▶ _The request_: Write out all of the lines below, exactly and completely.

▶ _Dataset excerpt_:
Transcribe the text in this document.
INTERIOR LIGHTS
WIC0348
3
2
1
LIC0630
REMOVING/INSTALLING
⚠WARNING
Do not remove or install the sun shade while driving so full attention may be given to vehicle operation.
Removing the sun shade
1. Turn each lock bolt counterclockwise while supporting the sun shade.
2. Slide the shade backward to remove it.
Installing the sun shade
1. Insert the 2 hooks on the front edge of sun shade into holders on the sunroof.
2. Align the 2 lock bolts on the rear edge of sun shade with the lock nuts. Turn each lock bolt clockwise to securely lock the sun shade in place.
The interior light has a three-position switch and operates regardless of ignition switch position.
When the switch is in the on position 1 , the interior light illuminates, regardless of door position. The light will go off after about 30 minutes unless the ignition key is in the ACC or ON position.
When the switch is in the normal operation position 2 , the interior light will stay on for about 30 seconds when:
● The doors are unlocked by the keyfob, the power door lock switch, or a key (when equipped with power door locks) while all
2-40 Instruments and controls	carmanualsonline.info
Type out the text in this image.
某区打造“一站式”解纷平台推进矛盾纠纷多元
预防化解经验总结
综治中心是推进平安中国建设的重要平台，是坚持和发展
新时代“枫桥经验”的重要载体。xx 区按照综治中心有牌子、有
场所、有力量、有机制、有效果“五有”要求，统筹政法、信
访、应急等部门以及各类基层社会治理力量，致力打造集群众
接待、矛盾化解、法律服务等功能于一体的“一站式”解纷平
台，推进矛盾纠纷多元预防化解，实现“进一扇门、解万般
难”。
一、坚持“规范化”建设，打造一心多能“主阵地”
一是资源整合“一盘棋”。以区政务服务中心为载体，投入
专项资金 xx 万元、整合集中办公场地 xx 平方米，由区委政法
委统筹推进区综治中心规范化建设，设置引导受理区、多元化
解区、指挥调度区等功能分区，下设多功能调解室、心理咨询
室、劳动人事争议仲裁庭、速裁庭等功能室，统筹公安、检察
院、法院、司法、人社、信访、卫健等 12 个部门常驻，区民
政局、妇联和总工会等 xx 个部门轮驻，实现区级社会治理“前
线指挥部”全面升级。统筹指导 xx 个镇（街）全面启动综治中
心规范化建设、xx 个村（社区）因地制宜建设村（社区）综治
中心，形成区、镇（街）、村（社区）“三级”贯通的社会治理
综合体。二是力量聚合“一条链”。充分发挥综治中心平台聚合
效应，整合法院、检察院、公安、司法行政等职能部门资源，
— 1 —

▶ _Reply to the exercise_:
Transcribe the text in this document.
INTERIOR LIGHTS
WIC0348
3
2
1
LIC0630
REMOVING/INSTALLING
⚠WARNING
Do not remove or install the sun shade while driving so full attention may be given to vehicle operation.
Removing the sun shade
1. Turn each lock bolt counterclockwise while supporting the sun shade.
2. Slide the shade backward to remove it.
Installing the sun shade
1. Insert the 2 hooks on the front edge of sun shade into holders on the sunroof.
2. Align the 2 lock bolts on the rear edge of sun shade with the lock nuts. Turn each lock bolt clockwise to securely lock the sun shade in place.
The interior light has a three-position switch and operates regardless of ignition switch position.
When the switch is in the on position 1 , the interior light illuminates, regardless of door position. The light will go off after about 30 minutes unless the ignition key is in the ACC or ON position.
When the switch is in the normal operation position 2 , the interior light will stay on for about 30 seconds when:
● The doors are unlocked by the keyfob, the power door lock switch, or a key (when equipped with power door locks) while all
2-40 Instruments and controls	carmanualsonline.info
Type out the text in this image.
某区打造“一站式”解纷平台推进矛盾纠纷多元
预防化解经验总结
综治中心是推进平安中国建设的重要平台，是坚持和发展
新时代“枫桥经验”的重要载体。xx 区按照综治中心有牌子、有
场所、有力量、有机制、有效果“五有”要求，统筹政法、信
访、应急等部门以及各类基层社会治理力量，致力打造集群众
接待、矛盾化解、法律服务等功能于一体的“一站式”解纷平
台，推进矛盾纠纷多元预防化解，实现“进一扇门、解万般
难”。
一、坚持“规范化”建设，打造一心多能“主阵地”
一是资源整合“一盘棋”。以区政务服务中心为载体，投入
专项资金 xx 万元、整合集中办公场地 xx 平方米，由区委政法
委统筹推进区综治中心规范化建设，设置引导受理区、多元化
解区、指挥调度区等功能分区，下设多功能调解室、心理咨询
室、劳动人事争议仲裁庭、速裁庭等功能室，统筹公安、检察
院、法院、司法、人社、信访、卫健等 12 个部门常驻，区民
政局、妇联和总工会等 xx 个部门轮驻，实现区级社会治理“前
线指挥部”全面升级。统筹指导 xx 个镇（街）全面启动综治中
心规范化建设、xx 个村（社区）因地制宜建设村（社区）综治
中心，形成区、镇（街）、村（社区）“三级”贯通的社会治理
综合体。二是力量聚合“一条链”。充分发挥综治中心平台聚合
效应，整合法院、检察院、公安、司法行政等职能部门资源，
— 1 —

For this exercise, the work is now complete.